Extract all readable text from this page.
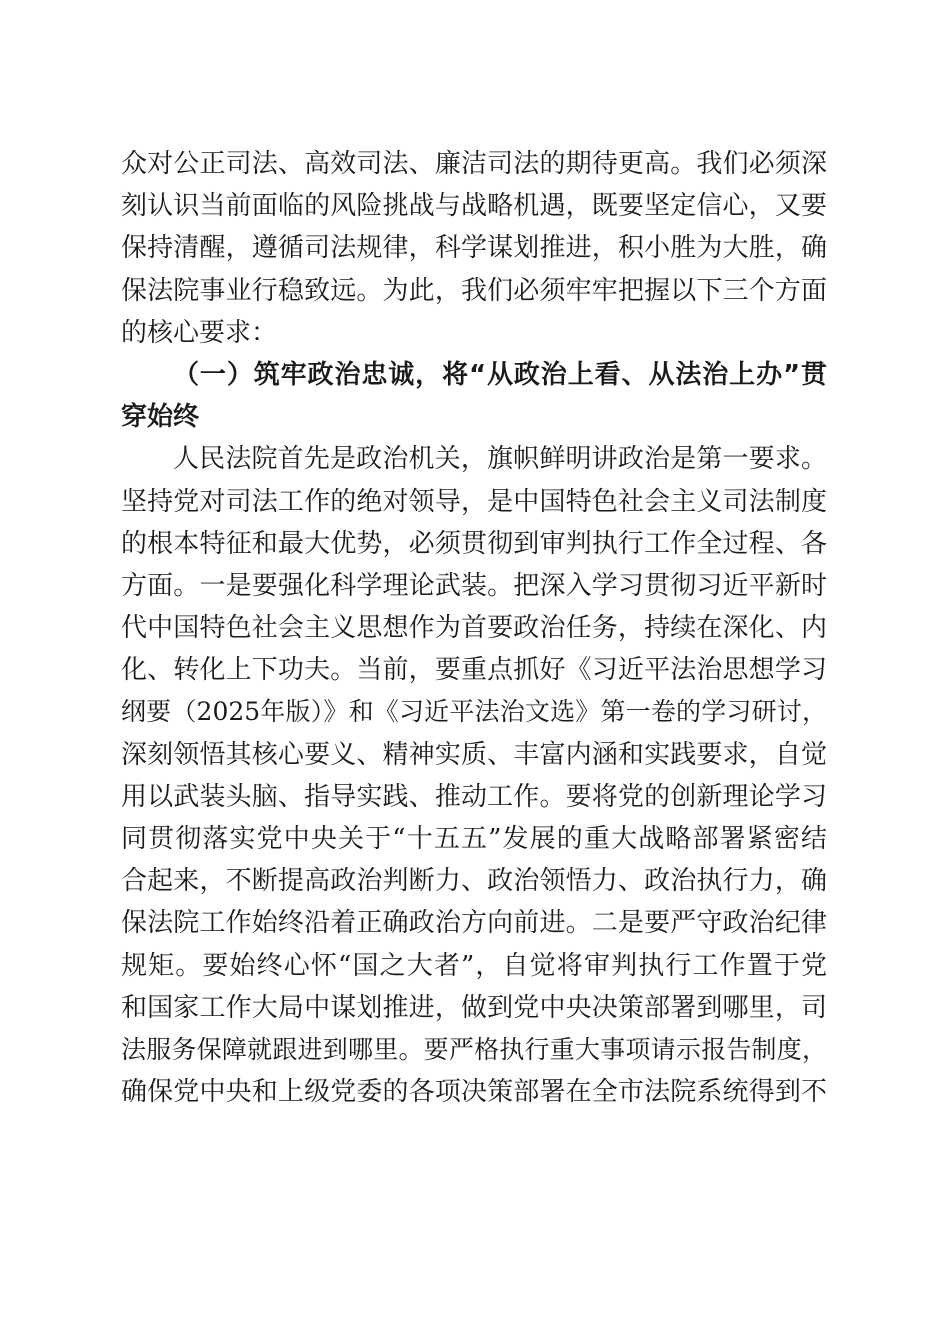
众对公正司法、高效司法、廉洁司法的期待更高。我们必须深
刻认识当前面临的风险挑战与战略机遇，既要坚定信心，又要
保持清醒，遵循司法规律，科学谋划推进，积小胜为大胜，确
保法院事业行稳致远。为此，我们必须牢牢把握以下三个方面
的核心要求：
（一）筑牢政治忠诚，将“从政治上看、从法治上办”贯
穿始终
人民法院首先是政治机关，旗帜鲜明讲政治是第一要求。
坚持党对司法工作的绝对领导，是中国特色社会主义司法制度
的根本特征和最大优势，必须贯彻到审判执行工作全过程、各
方面。一是要强化科学理论武装。把深入学习贯彻习近平新时
代中国特色社会主义思想作为首要政治任务，持续在深化、内
化、转化上下功夫。当前，要重点抓好《习近平法治思想学习
纲要（2025年版）》和《习近平法治文选》第一卷的学习研讨，
深刻领悟其核心要义、精神实质、丰富内涵和实践要求，自觉
用以武装头脑、指导实践、推动工作。要将党的创新理论学习
同贯彻落实党中央关于“十五五”发展的重大战略部署紧密结
合起来，不断提高政治判断力、政治领悟力、政治执行力，确
保法院工作始终沿着正确政治方向前进。二是要严守政治纪律
规矩。要始终心怀“国之大者”，自觉将审判执行工作置于党
和国家工作大局中谋划推进，做到党中央决策部署到哪里，司
法服务保障就跟进到哪里。要严格执行重大事项请示报告制度，
确保党中央和上级党委的各项决策部署在全市法院系统得到不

========================================

* STATED PROBLEM: Write out the material above once more, exactly as it reads, with no pictures.

* SOLUTION TO THIS TASK:
Extract all readable text from this page.
众对公正司法、高效司法、廉洁司法的期待更高。我们必须深
刻认识当前面临的风险挑战与战略机遇，既要坚定信心，又要
保持清醒，遵循司法规律，科学谋划推进，积小胜为大胜，确
保法院事业行稳致远。为此，我们必须牢牢把握以下三个方面
的核心要求：
（一）筑牢政治忠诚，将“从政治上看、从法治上办”贯
穿始终
人民法院首先是政治机关，旗帜鲜明讲政治是第一要求。
坚持党对司法工作的绝对领导，是中国特色社会主义司法制度
的根本特征和最大优势，必须贯彻到审判执行工作全过程、各
方面。一是要强化科学理论武装。把深入学习贯彻习近平新时
代中国特色社会主义思想作为首要政治任务，持续在深化、内
化、转化上下功夫。当前，要重点抓好《习近平法治思想学习
纲要（2025年版）》和《习近平法治文选》第一卷的学习研讨，
深刻领悟其核心要义、精神实质、丰富内涵和实践要求，自觉
用以武装头脑、指导实践、推动工作。要将党的创新理论学习
同贯彻落实党中央关于“十五五”发展的重大战略部署紧密结
合起来，不断提高政治判断力、政治领悟力、政治执行力，确
保法院工作始终沿着正确政治方向前进。二是要严守政治纪律
规矩。要始终心怀“国之大者”，自觉将审判执行工作置于党
和国家工作大局中谋划推进，做到党中央决策部署到哪里，司
法服务保障就跟进到哪里。要严格执行重大事项请示报告制度，
确保党中央和上级党委的各项决策部署在全市法院系统得到不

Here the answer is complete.